**Problem statement**
Transcribe all records exactly.

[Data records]
* * *

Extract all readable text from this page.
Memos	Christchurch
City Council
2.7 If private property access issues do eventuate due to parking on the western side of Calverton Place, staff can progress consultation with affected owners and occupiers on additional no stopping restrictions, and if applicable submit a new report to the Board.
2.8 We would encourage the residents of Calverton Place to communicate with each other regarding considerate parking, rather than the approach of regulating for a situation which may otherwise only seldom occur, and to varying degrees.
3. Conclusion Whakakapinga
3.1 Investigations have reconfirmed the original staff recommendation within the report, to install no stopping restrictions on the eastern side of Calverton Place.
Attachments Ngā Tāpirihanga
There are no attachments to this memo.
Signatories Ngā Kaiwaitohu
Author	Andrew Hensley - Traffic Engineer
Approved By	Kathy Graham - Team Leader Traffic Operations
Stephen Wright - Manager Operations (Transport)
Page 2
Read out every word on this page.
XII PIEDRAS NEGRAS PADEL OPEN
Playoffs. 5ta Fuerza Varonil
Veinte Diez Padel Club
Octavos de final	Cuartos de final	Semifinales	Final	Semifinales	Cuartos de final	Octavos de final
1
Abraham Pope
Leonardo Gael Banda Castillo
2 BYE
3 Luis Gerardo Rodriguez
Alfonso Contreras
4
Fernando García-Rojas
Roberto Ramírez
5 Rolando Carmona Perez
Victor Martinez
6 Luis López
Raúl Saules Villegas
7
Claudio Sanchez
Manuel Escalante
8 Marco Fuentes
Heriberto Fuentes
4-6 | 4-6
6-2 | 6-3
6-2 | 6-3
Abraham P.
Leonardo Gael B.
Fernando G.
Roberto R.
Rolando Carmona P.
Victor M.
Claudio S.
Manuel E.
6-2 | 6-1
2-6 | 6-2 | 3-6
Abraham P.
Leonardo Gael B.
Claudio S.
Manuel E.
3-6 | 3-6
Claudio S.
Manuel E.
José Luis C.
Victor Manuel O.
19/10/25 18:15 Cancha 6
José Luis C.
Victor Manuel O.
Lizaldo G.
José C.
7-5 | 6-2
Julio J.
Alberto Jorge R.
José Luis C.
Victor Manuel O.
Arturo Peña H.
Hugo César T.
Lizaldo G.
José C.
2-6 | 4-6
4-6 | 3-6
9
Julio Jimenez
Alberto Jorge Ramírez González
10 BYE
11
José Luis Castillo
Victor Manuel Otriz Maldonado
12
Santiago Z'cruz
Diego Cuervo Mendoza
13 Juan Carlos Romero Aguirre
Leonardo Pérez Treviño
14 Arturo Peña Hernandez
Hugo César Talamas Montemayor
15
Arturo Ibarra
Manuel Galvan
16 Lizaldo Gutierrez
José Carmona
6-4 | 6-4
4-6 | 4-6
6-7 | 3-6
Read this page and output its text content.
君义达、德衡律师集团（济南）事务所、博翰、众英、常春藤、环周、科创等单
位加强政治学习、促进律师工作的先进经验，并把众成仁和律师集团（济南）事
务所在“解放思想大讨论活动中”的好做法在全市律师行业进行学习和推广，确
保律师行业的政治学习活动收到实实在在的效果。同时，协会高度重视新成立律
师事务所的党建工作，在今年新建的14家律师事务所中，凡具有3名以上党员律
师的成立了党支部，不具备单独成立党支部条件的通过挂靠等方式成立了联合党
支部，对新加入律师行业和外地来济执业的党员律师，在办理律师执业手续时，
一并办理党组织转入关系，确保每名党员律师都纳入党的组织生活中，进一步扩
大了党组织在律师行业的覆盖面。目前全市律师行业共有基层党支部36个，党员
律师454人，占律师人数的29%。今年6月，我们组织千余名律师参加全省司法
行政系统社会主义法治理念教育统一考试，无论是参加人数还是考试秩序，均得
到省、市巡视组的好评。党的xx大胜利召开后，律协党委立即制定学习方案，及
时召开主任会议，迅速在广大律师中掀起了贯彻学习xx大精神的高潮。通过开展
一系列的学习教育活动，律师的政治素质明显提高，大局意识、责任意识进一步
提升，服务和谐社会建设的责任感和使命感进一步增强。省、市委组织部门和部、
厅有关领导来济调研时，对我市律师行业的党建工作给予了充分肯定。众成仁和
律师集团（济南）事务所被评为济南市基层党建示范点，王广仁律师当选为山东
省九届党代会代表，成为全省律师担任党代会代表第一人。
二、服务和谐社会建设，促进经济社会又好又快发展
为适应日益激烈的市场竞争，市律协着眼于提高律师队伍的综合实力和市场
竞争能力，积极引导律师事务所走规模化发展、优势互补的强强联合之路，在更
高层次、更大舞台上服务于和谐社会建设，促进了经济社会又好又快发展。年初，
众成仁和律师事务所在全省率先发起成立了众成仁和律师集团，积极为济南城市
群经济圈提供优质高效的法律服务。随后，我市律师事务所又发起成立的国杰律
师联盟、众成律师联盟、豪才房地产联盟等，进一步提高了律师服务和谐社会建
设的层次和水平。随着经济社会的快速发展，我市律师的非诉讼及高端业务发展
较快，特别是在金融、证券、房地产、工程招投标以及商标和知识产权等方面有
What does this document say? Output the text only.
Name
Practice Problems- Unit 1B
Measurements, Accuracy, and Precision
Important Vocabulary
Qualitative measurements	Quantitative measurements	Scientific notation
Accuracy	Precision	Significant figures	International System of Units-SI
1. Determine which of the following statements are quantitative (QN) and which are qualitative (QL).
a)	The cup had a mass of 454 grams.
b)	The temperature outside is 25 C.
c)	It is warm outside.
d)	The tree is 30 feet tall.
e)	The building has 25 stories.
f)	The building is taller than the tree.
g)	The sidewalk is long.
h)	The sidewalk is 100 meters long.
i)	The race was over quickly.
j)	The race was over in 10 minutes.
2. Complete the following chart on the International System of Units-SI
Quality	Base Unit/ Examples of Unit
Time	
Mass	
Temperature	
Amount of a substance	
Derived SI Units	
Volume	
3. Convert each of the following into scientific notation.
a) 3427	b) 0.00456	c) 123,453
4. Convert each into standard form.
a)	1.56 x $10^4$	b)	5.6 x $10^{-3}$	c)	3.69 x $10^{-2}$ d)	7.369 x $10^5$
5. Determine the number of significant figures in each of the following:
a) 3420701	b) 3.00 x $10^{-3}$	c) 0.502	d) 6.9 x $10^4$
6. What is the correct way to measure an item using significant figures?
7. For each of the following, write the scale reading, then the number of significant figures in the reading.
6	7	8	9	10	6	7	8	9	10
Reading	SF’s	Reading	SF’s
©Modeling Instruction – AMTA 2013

* * *

**Result for this task**
Extract all readable text from this page.
Memos	Christchurch
City Council
2.7 If private property access issues do eventuate due to parking on the western side of Calverton Place, staff can progress consultation with affected owners and occupiers on additional no stopping restrictions, and if applicable submit a new report to the Board.
2.8 We would encourage the residents of Calverton Place to communicate with each other regarding considerate parking, rather than the approach of regulating for a situation which may otherwise only seldom occur, and to varying degrees.
3. Conclusion Whakakapinga
3.1 Investigations have reconfirmed the original staff recommendation within the report, to install no stopping restrictions on the eastern side of Calverton Place.
Attachments Ngā Tāpirihanga
There are no attachments to this memo.
Signatories Ngā Kaiwaitohu
Author	Andrew Hensley - Traffic Engineer
Approved By	Kathy Graham - Team Leader Traffic Operations
Stephen Wright - Manager Operations (Transport)
Page 2
Read out every word on this page.
XII PIEDRAS NEGRAS PADEL OPEN
Playoffs. 5ta Fuerza Varonil
Veinte Diez Padel Club
Octavos de final	Cuartos de final	Semifinales	Final	Semifinales	Cuartos de final	Octavos de final
1
Abraham Pope
Leonardo Gael Banda Castillo
2 BYE
3 Luis Gerardo Rodriguez
Alfonso Contreras
4
Fernando García-Rojas
Roberto Ramírez
5 Rolando Carmona Perez
Victor Martinez
6 Luis López
Raúl Saules Villegas
7
Claudio Sanchez
Manuel Escalante
8 Marco Fuentes
Heriberto Fuentes
4-6 | 4-6
6-2 | 6-3
6-2 | 6-3
Abraham P.
Leonardo Gael B.
Fernando G.
Roberto R.
Rolando Carmona P.
Victor M.
Claudio S.
Manuel E.
6-2 | 6-1
2-6 | 6-2 | 3-6
Abraham P.
Leonardo Gael B.
Claudio S.
Manuel E.
3-6 | 3-6
Claudio S.
Manuel E.
José Luis C.
Victor Manuel O.
19/10/25 18:15 Cancha 6
José Luis C.
Victor Manuel O.
Lizaldo G.
José C.
7-5 | 6-2
Julio J.
Alberto Jorge R.
José Luis C.
Victor Manuel O.
Arturo Peña H.
Hugo César T.
Lizaldo G.
José C.
2-6 | 4-6
4-6 | 3-6
9
Julio Jimenez
Alberto Jorge Ramírez González
10 BYE
11
José Luis Castillo
Victor Manuel Otriz Maldonado
12
Santiago Z'cruz
Diego Cuervo Mendoza
13 Juan Carlos Romero Aguirre
Leonardo Pérez Treviño
14 Arturo Peña Hernandez
Hugo César Talamas Montemayor
15
Arturo Ibarra
Manuel Galvan
16 Lizaldo Gutierrez
José Carmona
6-4 | 6-4
4-6 | 4-6
6-7 | 3-6
Read this page and output its text content.
君义达、德衡律师集团（济南）事务所、博翰、众英、常春藤、环周、科创等单
位加强政治学习、促进律师工作的先进经验，并把众成仁和律师集团（济南）事
务所在“解放思想大讨论活动中”的好做法在全市律师行业进行学习和推广，确
保律师行业的政治学习活动收到实实在在的效果。同时，协会高度重视新成立律
师事务所的党建工作，在今年新建的14家律师事务所中，凡具有3名以上党员律
师的成立了党支部，不具备单独成立党支部条件的通过挂靠等方式成立了联合党
支部，对新加入律师行业和外地来济执业的党员律师，在办理律师执业手续时，
一并办理党组织转入关系，确保每名党员律师都纳入党的组织生活中，进一步扩
大了党组织在律师行业的覆盖面。目前全市律师行业共有基层党支部36个，党员
律师454人，占律师人数的29%。今年6月，我们组织千余名律师参加全省司法
行政系统社会主义法治理念教育统一考试，无论是参加人数还是考试秩序，均得
到省、市巡视组的好评。党的xx大胜利召开后，律协党委立即制定学习方案，及
时召开主任会议，迅速在广大律师中掀起了贯彻学习xx大精神的高潮。通过开展
一系列的学习教育活动，律师的政治素质明显提高，大局意识、责任意识进一步
提升，服务和谐社会建设的责任感和使命感进一步增强。省、市委组织部门和部、
厅有关领导来济调研时，对我市律师行业的党建工作给予了充分肯定。众成仁和
律师集团（济南）事务所被评为济南市基层党建示范点，王广仁律师当选为山东
省九届党代会代表，成为全省律师担任党代会代表第一人。
二、服务和谐社会建设，促进经济社会又好又快发展
为适应日益激烈的市场竞争，市律协着眼于提高律师队伍的综合实力和市场
竞争能力，积极引导律师事务所走规模化发展、优势互补的强强联合之路，在更
高层次、更大舞台上服务于和谐社会建设，促进了经济社会又好又快发展。年初，
众成仁和律师事务所在全省率先发起成立了众成仁和律师集团，积极为济南城市
群经济圈提供优质高效的法律服务。随后，我市律师事务所又发起成立的国杰律
师联盟、众成律师联盟、豪才房地产联盟等，进一步提高了律师服务和谐社会建
设的层次和水平。随着经济社会的快速发展，我市律师的非诉讼及高端业务发展
较快，特别是在金融、证券、房地产、工程招投标以及商标和知识产权等方面有
What does this document say? Output the text only.
Name
Practice Problems- Unit 1B
Measurements, Accuracy, and Precision
Important Vocabulary
Qualitative measurements	Quantitative measurements	Scientific notation
Accuracy	Precision	Significant figures	International System of Units-SI
1. Determine which of the following statements are quantitative (QN) and which are qualitative (QL).
a)	The cup had a mass of 454 grams.
b)	The temperature outside is 25 C.
c)	It is warm outside.
d)	The tree is 30 feet tall.
e)	The building has 25 stories.
f)	The building is taller than the tree.
g)	The sidewalk is long.
h)	The sidewalk is 100 meters long.
i)	The race was over quickly.
j)	The race was over in 10 minutes.
2. Complete the following chart on the International System of Units-SI
Quality	Base Unit/ Examples of Unit
Time	
Mass	
Temperature	
Amount of a substance	
Derived SI Units	
Volume	
3. Convert each of the following into scientific notation.
a) 3427	b) 0.00456	c) 123,453
4. Convert each into standard form.
a)	1.56 x $10^4$	b)	5.6 x $10^{-3}$	c)	3.69 x $10^{-2}$ d)	7.369 x $10^5$
5. Determine the number of significant figures in each of the following:
a) 3420701	b) 3.00 x $10^{-3}$	c) 0.502	d) 6.9 x $10^4$
6. What is the correct way to measure an item using significant figures?
7. For each of the following, write the scale reading, then the number of significant figures in the reading.
6	7	8	9	10	6	7	8	9	10
Reading	SF’s	Reading	SF’s
©Modeling Instruction – AMTA 2013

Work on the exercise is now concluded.